(Stored records)
━━━━━━
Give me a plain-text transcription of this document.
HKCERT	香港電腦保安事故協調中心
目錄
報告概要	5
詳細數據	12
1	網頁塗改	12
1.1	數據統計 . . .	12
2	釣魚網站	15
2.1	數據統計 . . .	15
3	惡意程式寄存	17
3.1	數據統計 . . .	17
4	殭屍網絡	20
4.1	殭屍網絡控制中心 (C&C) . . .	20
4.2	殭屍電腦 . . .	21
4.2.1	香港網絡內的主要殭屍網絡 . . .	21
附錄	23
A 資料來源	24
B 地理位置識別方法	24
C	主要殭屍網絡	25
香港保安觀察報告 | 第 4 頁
━━━━━━
> _Problem to solve_
Repeat back the data above, exact to the last character.

> _Response to the exercise_
Give me a plain-text transcription of this document.
HKCERT	香港電腦保安事故協調中心
目錄
報告概要	5
詳細數據	12
1	網頁塗改	12
1.1	數據統計 . . .	12
2	釣魚網站	15
2.1	數據統計 . . .	15
3	惡意程式寄存	17
3.1	數據統計 . . .	17
4	殭屍網絡	20
4.1	殭屍網絡控制中心 (C&C) . . .	20
4.2	殭屍電腦 . . .	21
4.2.1	香港網絡內的主要殭屍網絡 . . .	21
附錄	23
A 資料來源	24
B 地理位置識別方法	24
C	主要殭屍網絡	25
香港保安觀察報告 | 第 4 頁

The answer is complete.